Requirements: Write the count of lines that contain the word "Метилентетрахидрофолат" and nothing else.

---*---

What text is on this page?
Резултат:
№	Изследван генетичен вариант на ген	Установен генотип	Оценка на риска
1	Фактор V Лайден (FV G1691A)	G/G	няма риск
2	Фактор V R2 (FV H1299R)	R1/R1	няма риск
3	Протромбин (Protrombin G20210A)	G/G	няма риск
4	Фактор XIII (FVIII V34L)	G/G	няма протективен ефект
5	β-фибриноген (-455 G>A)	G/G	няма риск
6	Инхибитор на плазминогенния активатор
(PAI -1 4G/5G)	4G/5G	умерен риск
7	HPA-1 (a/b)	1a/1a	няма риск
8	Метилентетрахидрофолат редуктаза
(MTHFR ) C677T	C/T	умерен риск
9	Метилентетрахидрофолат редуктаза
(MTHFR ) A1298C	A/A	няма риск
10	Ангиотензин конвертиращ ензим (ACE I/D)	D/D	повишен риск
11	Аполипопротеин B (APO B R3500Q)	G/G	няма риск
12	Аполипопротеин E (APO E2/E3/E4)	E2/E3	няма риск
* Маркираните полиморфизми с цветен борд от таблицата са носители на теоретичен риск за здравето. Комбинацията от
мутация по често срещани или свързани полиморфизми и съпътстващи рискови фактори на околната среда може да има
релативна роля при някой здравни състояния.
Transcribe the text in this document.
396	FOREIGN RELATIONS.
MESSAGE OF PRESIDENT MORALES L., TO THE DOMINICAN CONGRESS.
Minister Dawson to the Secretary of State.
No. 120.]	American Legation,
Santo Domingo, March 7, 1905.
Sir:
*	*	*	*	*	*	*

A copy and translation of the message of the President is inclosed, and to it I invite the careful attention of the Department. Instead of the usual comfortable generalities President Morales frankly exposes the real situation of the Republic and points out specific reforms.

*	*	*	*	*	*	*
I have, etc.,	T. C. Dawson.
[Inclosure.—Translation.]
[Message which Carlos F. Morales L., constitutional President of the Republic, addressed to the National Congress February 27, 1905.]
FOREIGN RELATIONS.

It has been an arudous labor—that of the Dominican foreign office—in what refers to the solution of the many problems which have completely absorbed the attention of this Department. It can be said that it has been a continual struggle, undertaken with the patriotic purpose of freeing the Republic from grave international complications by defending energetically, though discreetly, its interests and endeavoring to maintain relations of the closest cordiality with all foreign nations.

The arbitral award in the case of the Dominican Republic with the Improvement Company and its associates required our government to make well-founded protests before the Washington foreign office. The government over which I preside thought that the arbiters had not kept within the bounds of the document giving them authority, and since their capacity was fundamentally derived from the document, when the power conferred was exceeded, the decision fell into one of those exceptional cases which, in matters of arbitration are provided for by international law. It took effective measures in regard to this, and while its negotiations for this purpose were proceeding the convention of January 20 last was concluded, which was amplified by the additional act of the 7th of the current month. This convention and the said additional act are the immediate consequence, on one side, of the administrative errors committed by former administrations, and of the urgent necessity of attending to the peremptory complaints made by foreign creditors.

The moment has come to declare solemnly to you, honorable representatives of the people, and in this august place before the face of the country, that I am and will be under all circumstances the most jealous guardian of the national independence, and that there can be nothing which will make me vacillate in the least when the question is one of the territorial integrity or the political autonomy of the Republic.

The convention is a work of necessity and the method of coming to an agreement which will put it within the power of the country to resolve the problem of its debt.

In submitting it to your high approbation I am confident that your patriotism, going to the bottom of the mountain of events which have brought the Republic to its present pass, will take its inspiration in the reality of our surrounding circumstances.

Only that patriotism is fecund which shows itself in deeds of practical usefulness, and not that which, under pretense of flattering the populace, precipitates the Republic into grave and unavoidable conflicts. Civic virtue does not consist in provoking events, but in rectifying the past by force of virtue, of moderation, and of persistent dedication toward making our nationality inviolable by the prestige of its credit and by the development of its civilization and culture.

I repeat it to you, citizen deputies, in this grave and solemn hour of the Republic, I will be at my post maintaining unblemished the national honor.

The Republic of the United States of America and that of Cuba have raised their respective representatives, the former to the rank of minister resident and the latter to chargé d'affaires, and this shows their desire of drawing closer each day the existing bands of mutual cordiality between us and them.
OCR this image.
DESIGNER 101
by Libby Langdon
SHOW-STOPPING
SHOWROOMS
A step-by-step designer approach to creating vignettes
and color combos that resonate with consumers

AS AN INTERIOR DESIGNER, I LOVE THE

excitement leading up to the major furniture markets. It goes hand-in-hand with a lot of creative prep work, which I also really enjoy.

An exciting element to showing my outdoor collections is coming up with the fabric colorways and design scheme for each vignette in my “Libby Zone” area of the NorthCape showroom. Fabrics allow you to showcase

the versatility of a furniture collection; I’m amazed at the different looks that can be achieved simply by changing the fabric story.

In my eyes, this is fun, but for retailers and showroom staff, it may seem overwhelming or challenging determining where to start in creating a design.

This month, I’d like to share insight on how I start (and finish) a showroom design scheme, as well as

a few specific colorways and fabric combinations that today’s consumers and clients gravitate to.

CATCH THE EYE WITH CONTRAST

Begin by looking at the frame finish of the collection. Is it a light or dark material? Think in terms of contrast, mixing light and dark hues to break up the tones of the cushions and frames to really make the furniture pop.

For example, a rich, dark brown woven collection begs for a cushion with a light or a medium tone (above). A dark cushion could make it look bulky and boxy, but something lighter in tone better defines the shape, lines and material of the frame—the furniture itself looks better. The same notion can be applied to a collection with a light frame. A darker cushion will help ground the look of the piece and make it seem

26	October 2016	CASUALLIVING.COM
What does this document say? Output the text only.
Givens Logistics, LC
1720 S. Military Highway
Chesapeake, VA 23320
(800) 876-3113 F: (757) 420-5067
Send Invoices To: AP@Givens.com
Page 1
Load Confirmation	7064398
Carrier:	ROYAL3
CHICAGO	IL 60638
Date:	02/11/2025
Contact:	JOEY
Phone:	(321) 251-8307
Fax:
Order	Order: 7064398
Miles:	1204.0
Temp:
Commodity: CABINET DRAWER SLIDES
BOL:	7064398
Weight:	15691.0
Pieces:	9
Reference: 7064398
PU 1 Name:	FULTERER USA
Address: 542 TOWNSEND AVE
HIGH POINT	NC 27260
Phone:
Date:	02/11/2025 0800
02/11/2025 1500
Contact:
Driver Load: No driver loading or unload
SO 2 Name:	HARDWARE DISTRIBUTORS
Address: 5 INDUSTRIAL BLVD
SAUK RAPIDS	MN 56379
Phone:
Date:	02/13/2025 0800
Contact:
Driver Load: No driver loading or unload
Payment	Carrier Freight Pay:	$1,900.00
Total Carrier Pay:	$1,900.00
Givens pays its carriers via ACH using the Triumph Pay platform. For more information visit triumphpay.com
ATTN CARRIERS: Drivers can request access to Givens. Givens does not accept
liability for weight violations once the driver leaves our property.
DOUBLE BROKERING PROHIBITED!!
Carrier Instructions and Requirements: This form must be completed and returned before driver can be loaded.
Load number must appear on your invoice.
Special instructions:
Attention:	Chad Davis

---*---

Reply: 2